- _The task_: Filter for the word "cultural" and keep each matching line.

* begin *

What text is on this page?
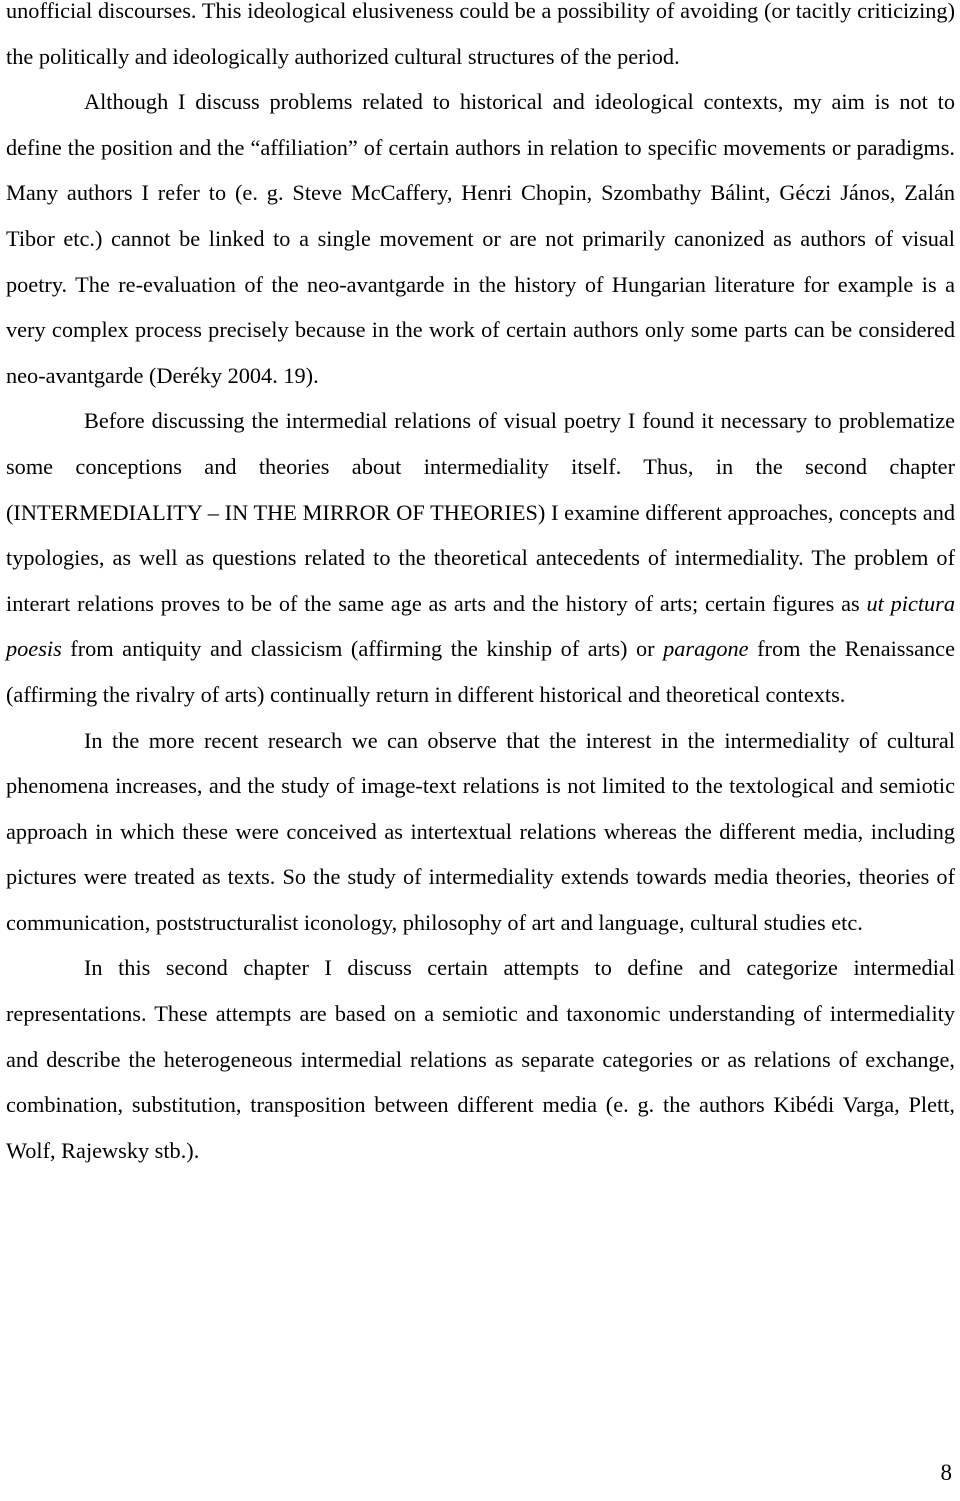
unofficial discourses. This ideological elusiveness could be a possibility of avoiding (or tacitly criticizing) the politically and ideologically authorized cultural structures of the period.

Although I discuss problems related to historical and ideological contexts, my aim is not to define the position and the “affiliation” of certain authors in relation to specific movements or paradigms. Many authors I refer to (e. g. Steve McCaffery, Henri Chopin, Szombathy Bálint, Géczi János, Zalán Tibor etc.) cannot be linked to a single movement or are not primarily canonized as authors of visual poetry. The re-evaluation of the neo-avantgarde in the history of Hungarian literature for example is a very complex process precisely because in the work of certain authors only some parts can be considered neo-avantgarde (Deréky 2004. 19).

Before discussing the intermedial relations of visual poetry I found it necessary to problematize some conceptions and theories about intermediality itself. Thus, in the second chapter (INTERMEDIALITY – IN THE MIRROR OF THEORIES) I examine different approaches, concepts and typologies, as well as questions related to the theoretical antecedents of intermediality. The problem of interart relations proves to be of the same age as arts and the history of arts; certain figures as ut pictura poesis from antiquity and classicism (affirming the kinship of arts) or paragone from the Renaissance (affirming the rivalry of arts) continually return in different historical and theoretical contexts.

In the more recent research we can observe that the interest in the intermediality of cultural phenomena increases, and the study of image-text relations is not limited to the textological and semiotic approach in which these were conceived as intertextual relations whereas the different media, including pictures were treated as texts. So the study of intermediality extends towards media theories, theories of communication, poststructuralist iconology, philosophy of art and language, cultural studies etc.

In this second chapter I discuss certain attempts to define and categorize intermedial representations. These attempts are based on a semiotic and taxonomic understanding of intermediality and describe the heterogeneous intermedial relations as separate categories or as relations of exchange, combination, substitution, transposition between different media (e. g. the authors Kibédi Varga, Plett, Wolf, Rajewsky stb.).

8
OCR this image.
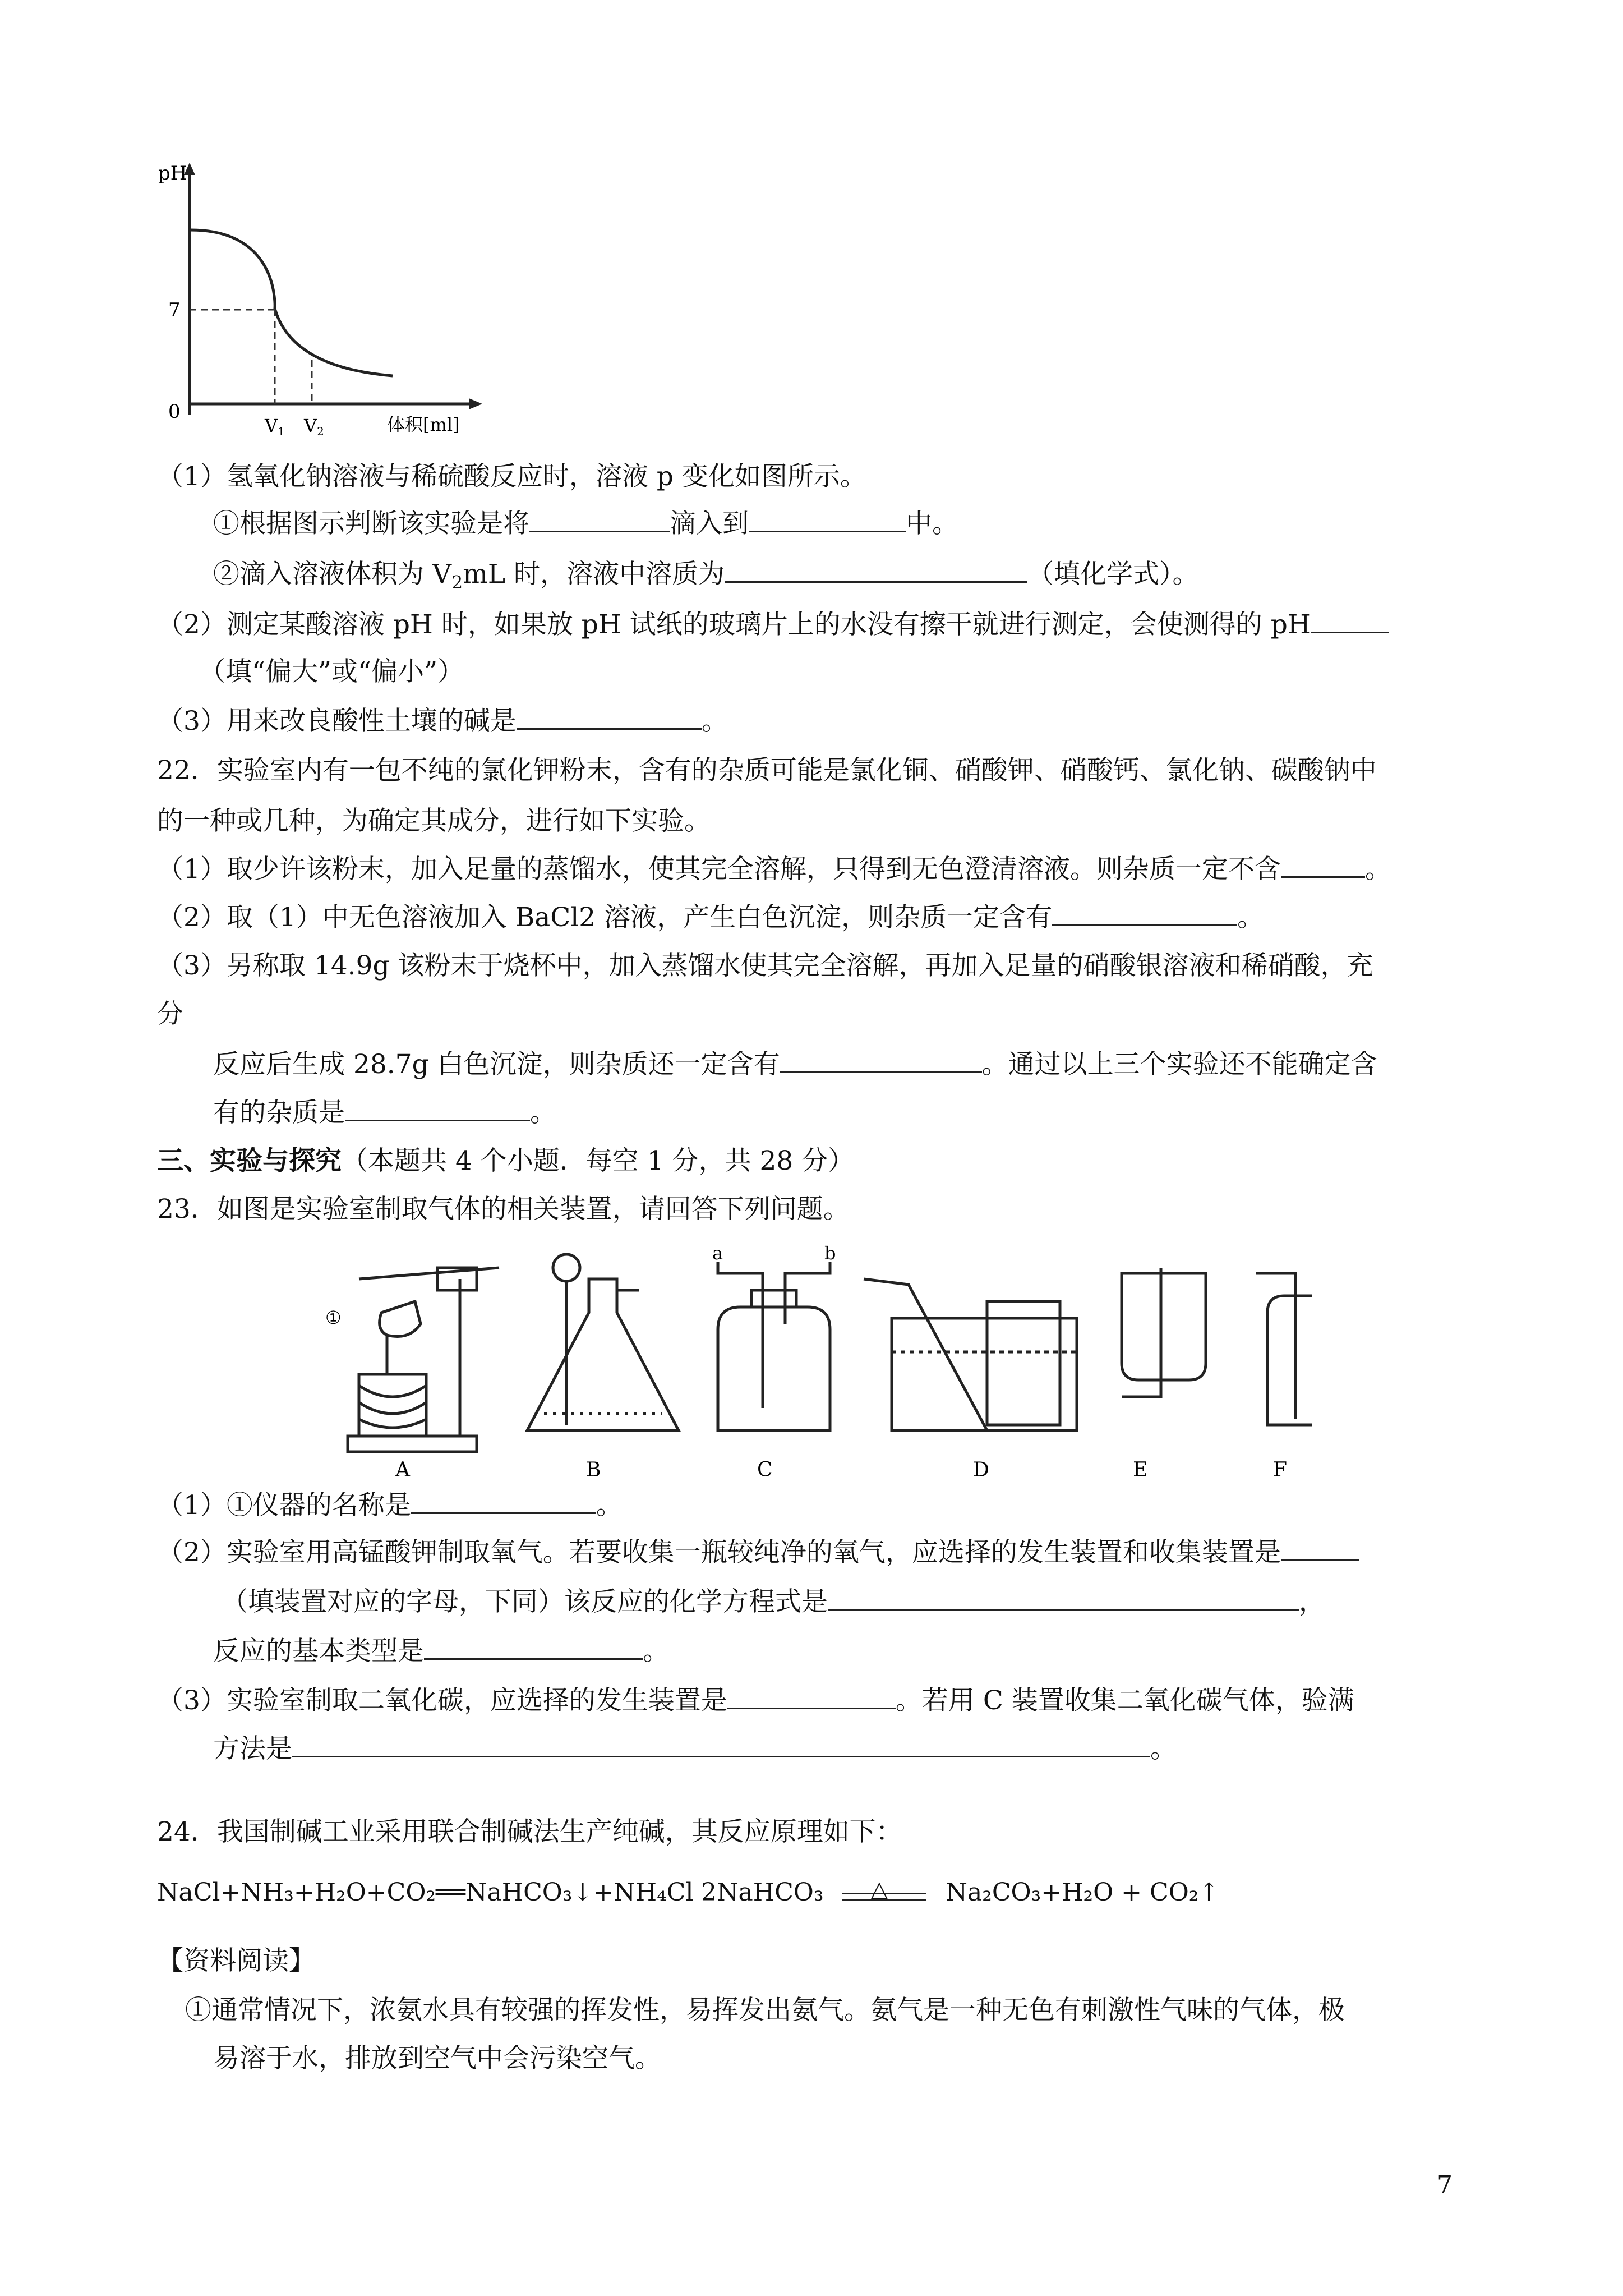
pH
7
0
V1 V2	体积[ml]
（1）氢氧化钠溶液与稀硫酸反应时，溶液 p 变化如图所示。
①根据图示判断该实验是将	滴入到	中。
②滴入溶液体积为 $V_2mL$ 时，溶液中溶质为	（填化学式）。
（2）测定某酸溶液 pH 时，如果放 pH 试纸的玻璃片上的水没有擦干就进行测定，会使测得的 pH
（填“偏大”或“偏小”）
（3）用来改良酸性土壤的碱是	。
22．实验室内有一包不纯的氯化钾粉末，含有的杂质可能是氯化铜、硝酸钾、硝酸钙、氯化钠、碳酸钠中
的一种或几种，为确定其成分，进行如下实验。
（1）取少许该粉末，加入足量的蒸馏水，使其完全溶解，只得到无色澄清溶液。则杂质一定不含	。
（2）取（1）中无色溶液加入 BaCl2 溶液，产生白色沉淀，则杂质一定含有	。
（3）另称取 14.9g 该粉末于烧杯中，加入蒸馏水使其完全溶解，再加入足量的硝酸银溶液和稀硝酸，充
分
反应后生成 28.7g 白色沉淀，则杂质还一定含有	。通过以上三个实验还不能确定含
有的杂质是	。
三、实验与探究（本题共 4 个小题．每空 1 分，共 28 分）
23．如图是实验室制取气体的相关装置，请回答下列问题。
①
a	b
A	B	C	D	E	F
（1）①仪器的名称是	。
（2）实验室用高锰酸钾制取氧气。若要收集一瓶较纯净的氧气，应选择的发生装置和收集装置是
（填装置对应的字母，下同）该反应的化学方程式是	，
反应的基本类型是	。
（3）实验室制取二氧化碳，应选择的发生装置是	。若用 C 装置收集二氧化碳气体，验满
方法是	。
24．我国制碱工业采用联合制碱法生产纯碱，其反应原理如下：
NaCl+NH₃+H₂O+CO₂══NaHCO₃↓+NH₄Cl 2NaHCO₃ △ Na₂CO₃+H₂O + CO₂↑
【资料阅读】
①通常情况下，浓氨水具有较强的挥发性，易挥发出氨气。氨气是一种无色有刺激性气味的气体，极
易溶于水，排放到空气中会污染空气。
7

* end *

- _Exercise answer_:
unofficial discourses. This ideological elusiveness could be a possibility of avoiding (or tacitly criticizing) the politically and ideologically authorized cultural structures of the period.
In the more recent research we can observe that the interest in the intermediality of cultural phenomena increases, and the study of image-text relations is not limited to the textological and semiotic approach in which these were conceived as intertextual relations whereas the different media, including pictures were treated as texts. So the study of intermediality extends towards media theories, theories of communication, poststructuralist iconology, philosophy of art and language, cultural studies etc.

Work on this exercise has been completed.